[Records supplied]
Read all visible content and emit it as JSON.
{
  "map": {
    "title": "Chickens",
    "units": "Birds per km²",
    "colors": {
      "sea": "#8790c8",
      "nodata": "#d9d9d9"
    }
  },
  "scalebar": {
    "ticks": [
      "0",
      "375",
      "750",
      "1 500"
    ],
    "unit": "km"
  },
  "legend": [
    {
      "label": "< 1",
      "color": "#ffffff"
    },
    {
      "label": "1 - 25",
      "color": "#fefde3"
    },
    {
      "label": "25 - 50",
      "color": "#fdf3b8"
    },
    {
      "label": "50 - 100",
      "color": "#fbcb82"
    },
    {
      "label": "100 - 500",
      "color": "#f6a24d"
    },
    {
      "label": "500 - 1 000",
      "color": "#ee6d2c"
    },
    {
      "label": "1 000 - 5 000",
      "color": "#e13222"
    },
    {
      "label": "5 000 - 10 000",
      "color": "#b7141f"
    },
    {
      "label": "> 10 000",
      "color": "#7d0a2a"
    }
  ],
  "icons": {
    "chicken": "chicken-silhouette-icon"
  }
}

* * *

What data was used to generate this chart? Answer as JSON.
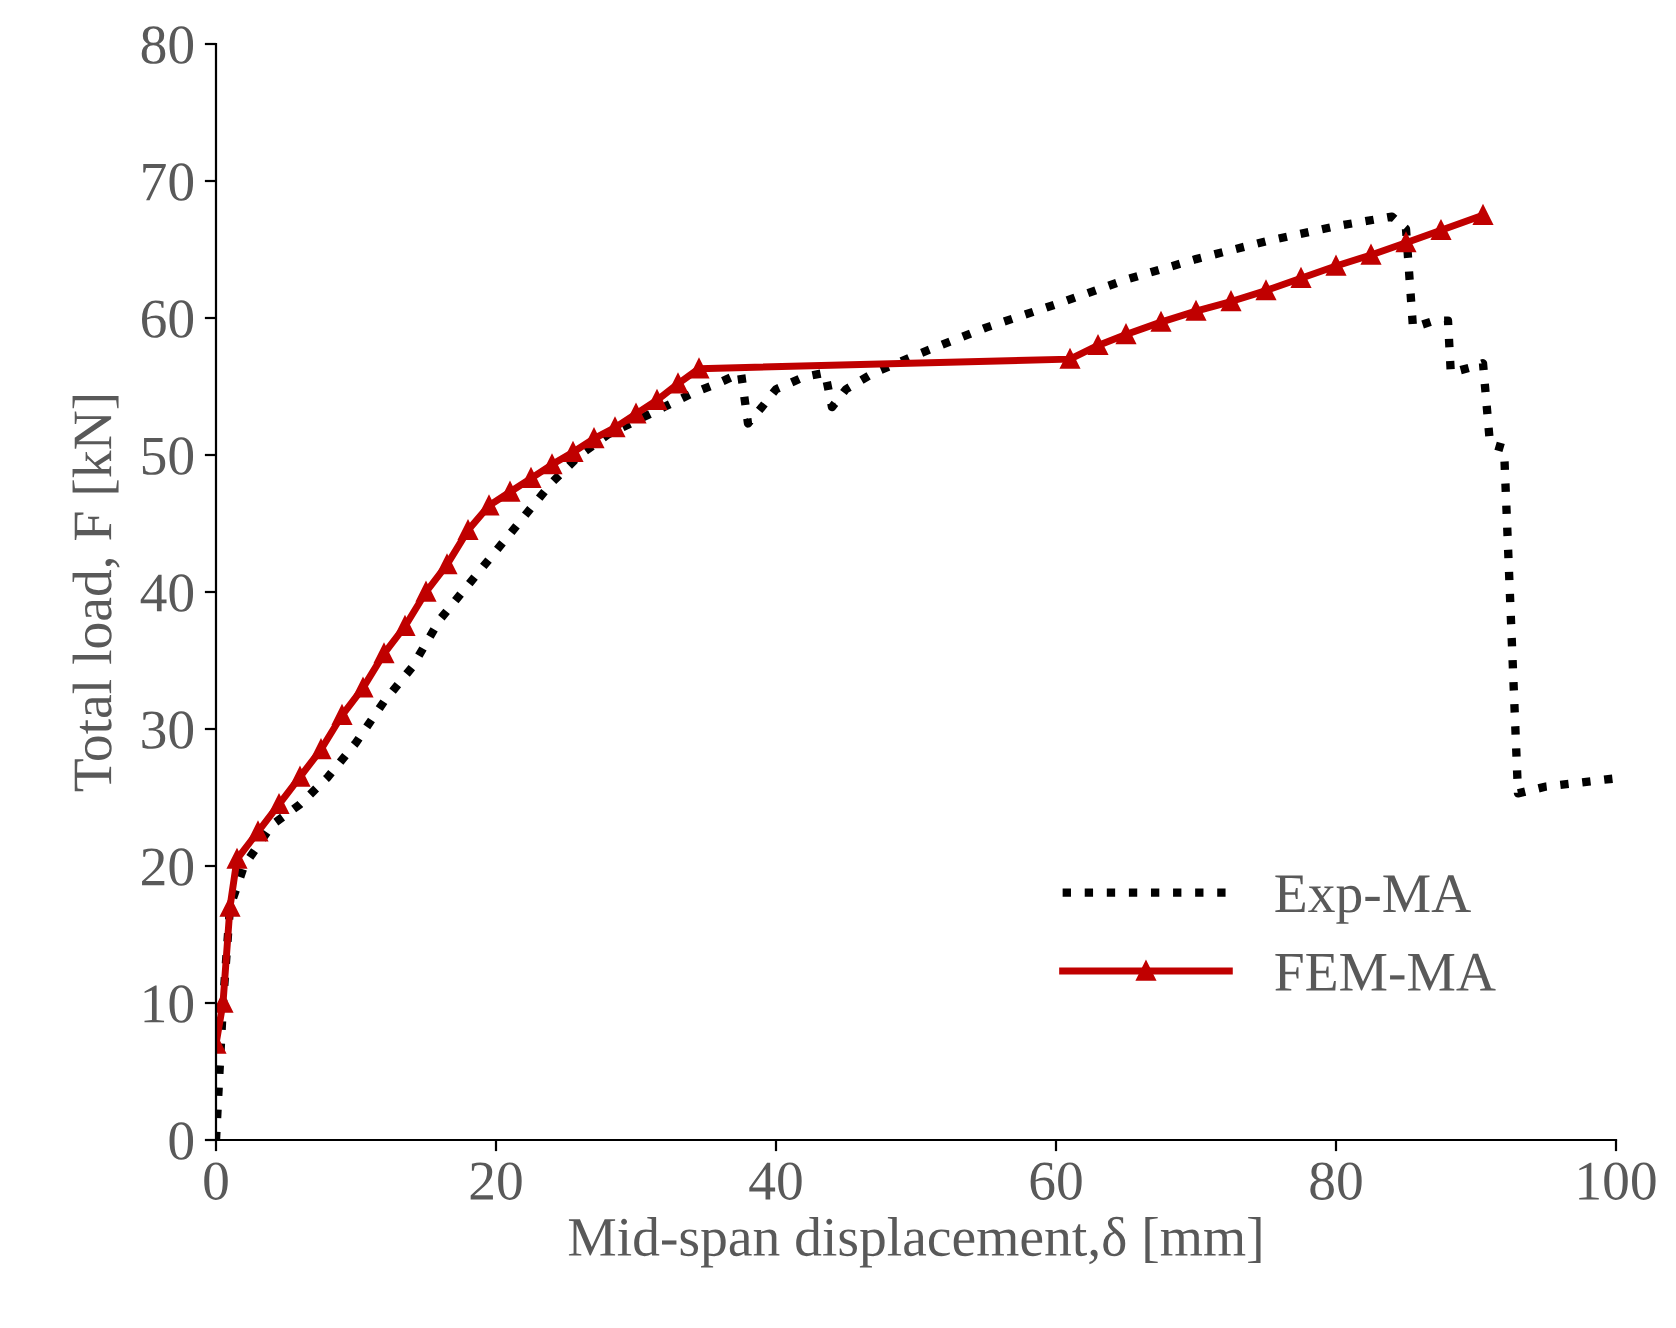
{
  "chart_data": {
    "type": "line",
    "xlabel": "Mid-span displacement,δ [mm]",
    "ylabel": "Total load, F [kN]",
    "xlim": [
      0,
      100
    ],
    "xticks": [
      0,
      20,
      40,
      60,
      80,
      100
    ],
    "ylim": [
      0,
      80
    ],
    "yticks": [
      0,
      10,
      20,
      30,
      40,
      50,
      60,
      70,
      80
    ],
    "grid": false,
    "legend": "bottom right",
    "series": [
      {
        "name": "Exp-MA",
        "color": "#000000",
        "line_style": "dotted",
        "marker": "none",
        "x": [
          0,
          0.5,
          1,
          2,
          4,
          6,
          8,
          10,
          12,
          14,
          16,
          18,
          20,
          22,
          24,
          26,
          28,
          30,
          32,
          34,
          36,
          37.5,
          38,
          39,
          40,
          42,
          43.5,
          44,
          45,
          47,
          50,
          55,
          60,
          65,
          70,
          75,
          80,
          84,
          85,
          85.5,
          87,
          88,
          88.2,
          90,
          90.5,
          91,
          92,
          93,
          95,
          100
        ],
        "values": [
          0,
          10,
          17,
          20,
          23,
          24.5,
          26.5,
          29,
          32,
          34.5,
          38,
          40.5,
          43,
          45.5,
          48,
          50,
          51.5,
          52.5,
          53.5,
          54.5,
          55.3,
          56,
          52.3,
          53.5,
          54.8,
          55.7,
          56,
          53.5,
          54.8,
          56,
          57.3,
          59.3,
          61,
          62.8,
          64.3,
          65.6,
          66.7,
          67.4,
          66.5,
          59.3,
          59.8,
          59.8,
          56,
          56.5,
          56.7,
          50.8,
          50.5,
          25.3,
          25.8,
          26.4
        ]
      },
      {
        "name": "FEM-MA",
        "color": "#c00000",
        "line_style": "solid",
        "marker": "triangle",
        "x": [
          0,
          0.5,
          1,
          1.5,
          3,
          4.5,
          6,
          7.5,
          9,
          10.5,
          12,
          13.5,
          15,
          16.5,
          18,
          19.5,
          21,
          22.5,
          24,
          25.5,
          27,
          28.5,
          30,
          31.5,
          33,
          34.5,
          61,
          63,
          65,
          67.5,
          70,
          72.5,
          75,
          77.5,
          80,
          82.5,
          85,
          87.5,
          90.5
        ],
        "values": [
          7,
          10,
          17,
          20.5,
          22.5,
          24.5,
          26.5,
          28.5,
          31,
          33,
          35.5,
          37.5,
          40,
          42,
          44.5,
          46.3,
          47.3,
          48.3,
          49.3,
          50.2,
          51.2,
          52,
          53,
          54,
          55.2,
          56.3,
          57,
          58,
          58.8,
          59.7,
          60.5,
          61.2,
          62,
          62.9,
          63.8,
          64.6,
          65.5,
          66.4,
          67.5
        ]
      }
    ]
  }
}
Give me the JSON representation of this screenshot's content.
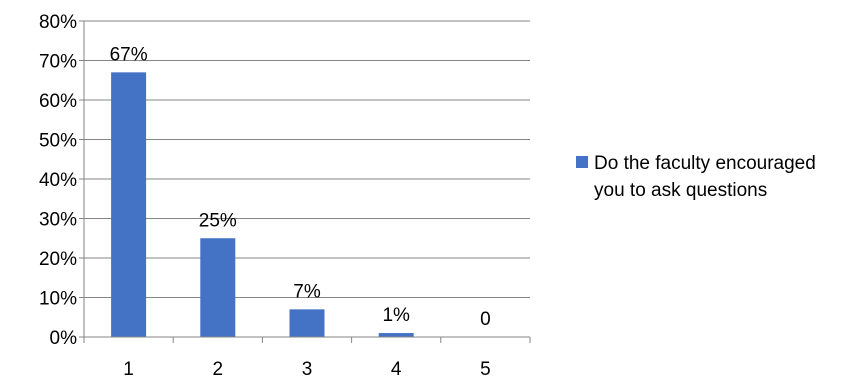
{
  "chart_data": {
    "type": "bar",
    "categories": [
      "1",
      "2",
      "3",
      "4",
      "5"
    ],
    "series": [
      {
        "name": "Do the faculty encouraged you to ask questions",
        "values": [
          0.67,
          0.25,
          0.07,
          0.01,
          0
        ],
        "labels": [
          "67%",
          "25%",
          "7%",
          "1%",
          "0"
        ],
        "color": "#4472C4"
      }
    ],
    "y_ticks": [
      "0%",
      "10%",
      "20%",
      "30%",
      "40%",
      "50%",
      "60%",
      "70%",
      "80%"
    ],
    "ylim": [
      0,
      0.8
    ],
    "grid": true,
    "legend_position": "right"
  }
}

==

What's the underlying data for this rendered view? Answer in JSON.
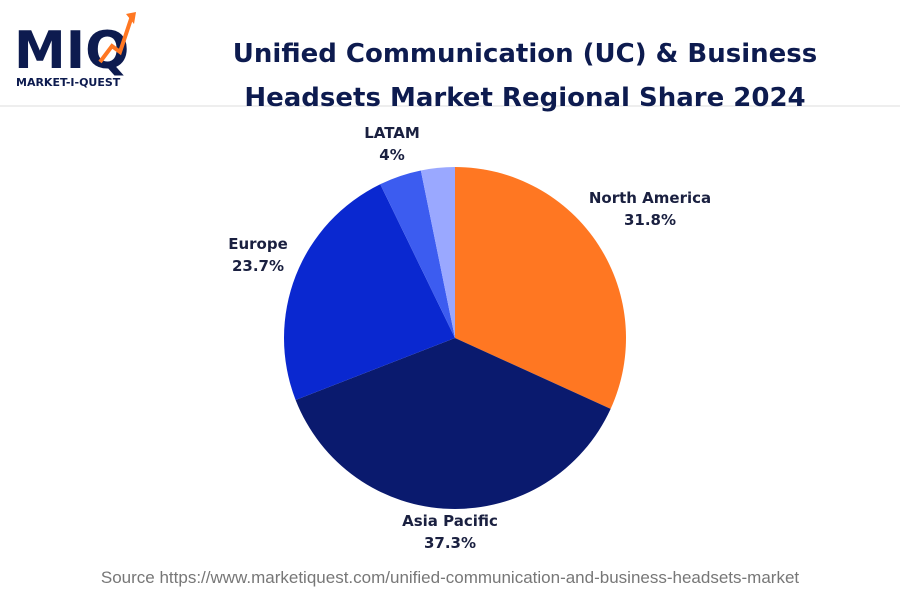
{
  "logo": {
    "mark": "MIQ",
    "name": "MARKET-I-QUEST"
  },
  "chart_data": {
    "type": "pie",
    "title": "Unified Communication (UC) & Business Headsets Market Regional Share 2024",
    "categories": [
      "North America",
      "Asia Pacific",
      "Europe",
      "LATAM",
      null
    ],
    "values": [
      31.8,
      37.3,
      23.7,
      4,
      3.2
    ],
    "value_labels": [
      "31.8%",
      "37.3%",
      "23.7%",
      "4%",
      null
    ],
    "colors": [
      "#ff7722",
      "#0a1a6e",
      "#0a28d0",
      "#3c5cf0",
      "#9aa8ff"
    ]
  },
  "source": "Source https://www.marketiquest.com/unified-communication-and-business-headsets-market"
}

[Problem statement]
Using the records above, select and copy every line that has the word "this".

[Result]
What data was used to generate this chart? Answer as JSON.
Give me the JSON representation of this screenshot's content.
What's the underlying data for this rendered view? Answer in JSON.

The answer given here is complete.